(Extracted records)
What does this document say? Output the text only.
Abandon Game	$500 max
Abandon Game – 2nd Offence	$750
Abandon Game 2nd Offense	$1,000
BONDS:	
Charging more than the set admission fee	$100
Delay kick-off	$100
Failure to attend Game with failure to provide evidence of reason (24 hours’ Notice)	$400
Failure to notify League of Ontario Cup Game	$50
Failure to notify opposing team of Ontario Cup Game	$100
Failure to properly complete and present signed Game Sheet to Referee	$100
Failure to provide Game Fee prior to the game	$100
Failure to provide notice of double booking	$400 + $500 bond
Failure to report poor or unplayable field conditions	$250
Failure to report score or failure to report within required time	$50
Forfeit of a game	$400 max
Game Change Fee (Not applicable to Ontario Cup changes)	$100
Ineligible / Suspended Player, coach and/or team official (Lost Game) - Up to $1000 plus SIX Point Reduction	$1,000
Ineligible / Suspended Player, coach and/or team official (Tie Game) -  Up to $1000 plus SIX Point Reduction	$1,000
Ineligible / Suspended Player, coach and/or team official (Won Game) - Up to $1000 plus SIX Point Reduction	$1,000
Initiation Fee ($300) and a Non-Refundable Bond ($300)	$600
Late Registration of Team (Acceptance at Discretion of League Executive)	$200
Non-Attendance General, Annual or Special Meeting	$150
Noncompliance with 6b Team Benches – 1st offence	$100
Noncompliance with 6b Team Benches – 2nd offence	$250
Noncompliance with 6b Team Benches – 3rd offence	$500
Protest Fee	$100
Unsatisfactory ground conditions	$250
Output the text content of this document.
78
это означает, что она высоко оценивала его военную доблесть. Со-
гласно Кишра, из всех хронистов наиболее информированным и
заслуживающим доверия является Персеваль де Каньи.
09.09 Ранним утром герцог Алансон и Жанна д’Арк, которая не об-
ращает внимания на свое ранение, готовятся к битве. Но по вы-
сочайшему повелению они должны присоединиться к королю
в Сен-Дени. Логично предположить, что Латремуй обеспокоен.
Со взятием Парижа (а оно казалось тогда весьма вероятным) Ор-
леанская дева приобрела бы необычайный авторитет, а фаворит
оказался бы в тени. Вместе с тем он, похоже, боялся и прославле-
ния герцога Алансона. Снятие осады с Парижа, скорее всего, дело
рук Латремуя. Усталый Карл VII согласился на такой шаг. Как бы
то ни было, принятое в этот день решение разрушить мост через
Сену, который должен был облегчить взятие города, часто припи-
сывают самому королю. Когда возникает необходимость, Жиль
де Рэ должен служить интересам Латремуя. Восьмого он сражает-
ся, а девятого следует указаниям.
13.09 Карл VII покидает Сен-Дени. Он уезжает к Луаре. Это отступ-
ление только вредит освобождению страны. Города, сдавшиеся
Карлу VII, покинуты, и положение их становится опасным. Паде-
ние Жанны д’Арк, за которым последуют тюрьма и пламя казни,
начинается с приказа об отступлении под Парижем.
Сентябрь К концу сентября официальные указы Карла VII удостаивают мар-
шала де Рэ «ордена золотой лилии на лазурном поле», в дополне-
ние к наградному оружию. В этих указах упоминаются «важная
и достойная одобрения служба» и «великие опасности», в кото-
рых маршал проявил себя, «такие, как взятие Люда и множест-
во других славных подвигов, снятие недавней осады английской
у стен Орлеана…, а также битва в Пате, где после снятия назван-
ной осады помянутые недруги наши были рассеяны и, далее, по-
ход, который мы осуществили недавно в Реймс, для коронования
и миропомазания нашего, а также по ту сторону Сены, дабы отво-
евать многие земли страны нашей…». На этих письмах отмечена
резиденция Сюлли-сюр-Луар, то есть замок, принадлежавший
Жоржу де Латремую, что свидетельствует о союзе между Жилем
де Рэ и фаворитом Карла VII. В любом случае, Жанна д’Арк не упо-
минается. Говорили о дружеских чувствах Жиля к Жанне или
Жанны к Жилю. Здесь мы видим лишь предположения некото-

- [GOAL OF THE EXERCISE]:
Go through the records and gather the lines that hold "также".

- [RESPONSE BELOW]:
у стен Орлеана…, а также битва в Пате, где после снятия назван-
и миропомазания нашего, а также по ту сторону Сены, дабы отво-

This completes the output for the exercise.